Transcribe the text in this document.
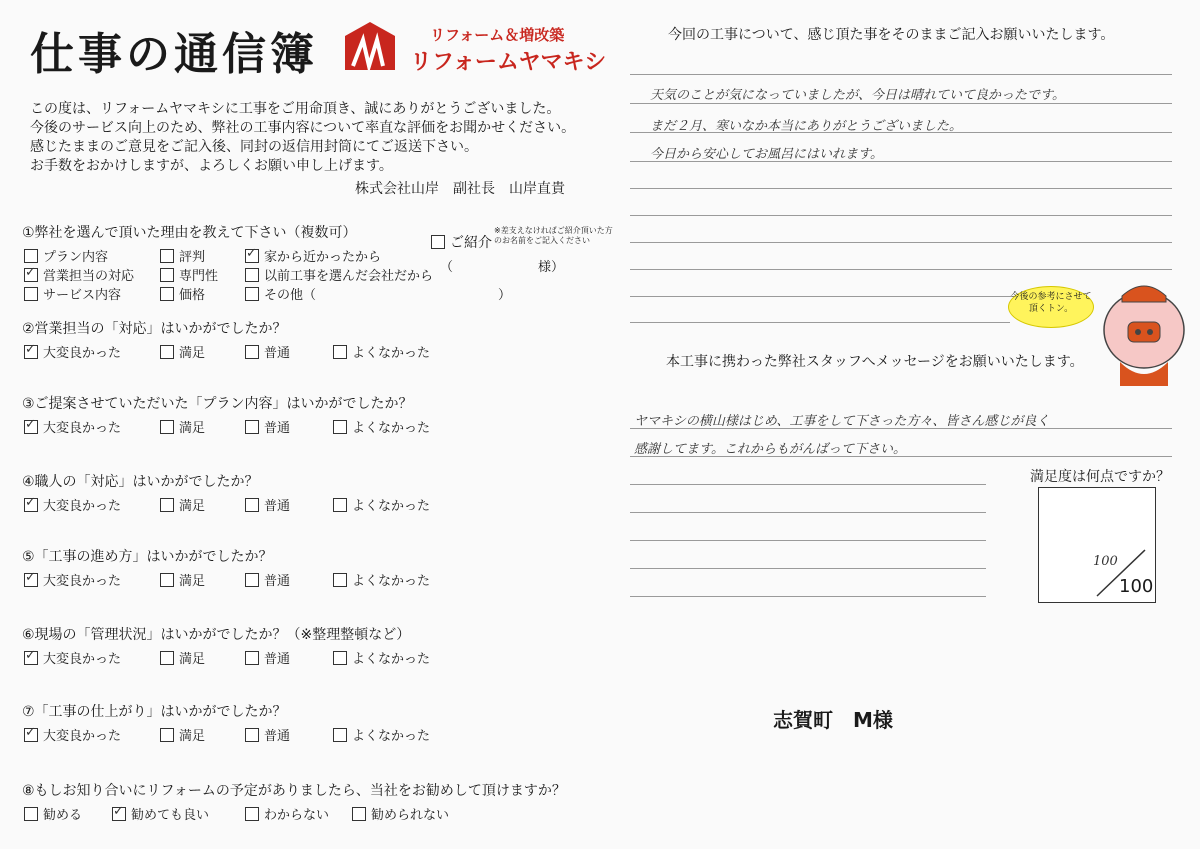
仕事の通信簿	リフォーム＆増改築
リフォームヤマキシ
この度は、リフォームヤマキシに工事をご用命頂き、誠にありがとうございました。
今後のサービス向上のため、弊社の工事内容について率直な評価をお聞かせください。
感じたままのご意見をご記入後、同封の返信用封筒にてご返送下さい。
お手数をおかけしますが、よろしくお願い申し上げます。
株式会社山岸　副社長　山岸直貴
①弊社を選んで頂いた理由を教えて下さい（複数可）
プラン内容	評判 ✓	家から近かったから
✓
営業担当の対応	専門性	以前工事を選んだ会社だから
サービス内容	価格	その他（	）
ご紹介
※差支えなければご紹介頂いた方のお名前をご記入ください
（	様）
②営業担当の「対応」はいかがでしたか？
✓
大変良かった	満足	普通	よくなかった
③ご提案させていただいた「プラン内容」はいかがでしたか？
✓
大変良かった	満足	普通	よくなかった
④職人の「対応」はいかがでしたか？
✓
大変良かった	満足	普通	よくなかった
⑤「工事の進め方」はいかがでしたか？
✓
大変良かった	満足	普通	よくなかった
⑥現場の「管理状況」はいかがでしたか？（※整理整頓など）
✓
大変良かった	満足	普通	よくなかった
⑦「工事の仕上がり」はいかがでしたか？
✓
大変良かった	満足	普通	よくなかった
⑧もしお知り合いにリフォームの予定がありましたら、当社をお勧めして頂けますか？
勧める ✓	勧めても良い	わからない	勧められない
今回の工事について、感じ頂た事をそのままご記入お願いいたします。
天気のことが気になっていましたが、今日は晴れていて良かったです。
まだ２月、寒いなか本当にありがとうございました。
今日から安心してお風呂にはいれます。
今後の参考にさせて頂くトン。
本工事に携わった弊社スタッフへメッセージをお願いいたします。
ヤマキシの横山様はじめ、工事をして下さった方々、皆さん感じが良く
感謝してます。これからもがんばって下さい。
満足度は何点ですか？
100
100
志賀町　M様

^^^^

- THE EXERCISE
Repeat verbatim all the material, but not the pictures.

- RESULT FOR THIS EXERCISE
Transcribe the text in this document.
仕事の通信簿	リフォーム＆増改築
リフォームヤマキシ
この度は、リフォームヤマキシに工事をご用命頂き、誠にありがとうございました。
今後のサービス向上のため、弊社の工事内容について率直な評価をお聞かせください。
感じたままのご意見をご記入後、同封の返信用封筒にてご返送下さい。
お手数をおかけしますが、よろしくお願い申し上げます。
株式会社山岸　副社長　山岸直貴
①弊社を選んで頂いた理由を教えて下さい（複数可）
プラン内容	評判 ✓	家から近かったから
✓
営業担当の対応	専門性	以前工事を選んだ会社だから
サービス内容	価格	その他（	）
ご紹介
※差支えなければご紹介頂いた方のお名前をご記入ください
（	様）
②営業担当の「対応」はいかがでしたか？
✓
大変良かった	満足	普通	よくなかった
③ご提案させていただいた「プラン内容」はいかがでしたか？
✓
大変良かった	満足	普通	よくなかった
④職人の「対応」はいかがでしたか？
✓
大変良かった	満足	普通	よくなかった
⑤「工事の進め方」はいかがでしたか？
✓
大変良かった	満足	普通	よくなかった
⑥現場の「管理状況」はいかがでしたか？（※整理整頓など）
✓
大変良かった	満足	普通	よくなかった
⑦「工事の仕上がり」はいかがでしたか？
✓
大変良かった	満足	普通	よくなかった
⑧もしお知り合いにリフォームの予定がありましたら、当社をお勧めして頂けますか？
勧める ✓	勧めても良い	わからない	勧められない
今回の工事について、感じ頂た事をそのままご記入お願いいたします。
天気のことが気になっていましたが、今日は晴れていて良かったです。
まだ２月、寒いなか本当にありがとうございました。
今日から安心してお風呂にはいれます。
今後の参考にさせて頂くトン。
本工事に携わった弊社スタッフへメッセージをお願いいたします。
ヤマキシの横山様はじめ、工事をして下さった方々、皆さん感じが良く
感謝してます。これからもがんばって下さい。
満足度は何点ですか？
100
100
志賀町　M様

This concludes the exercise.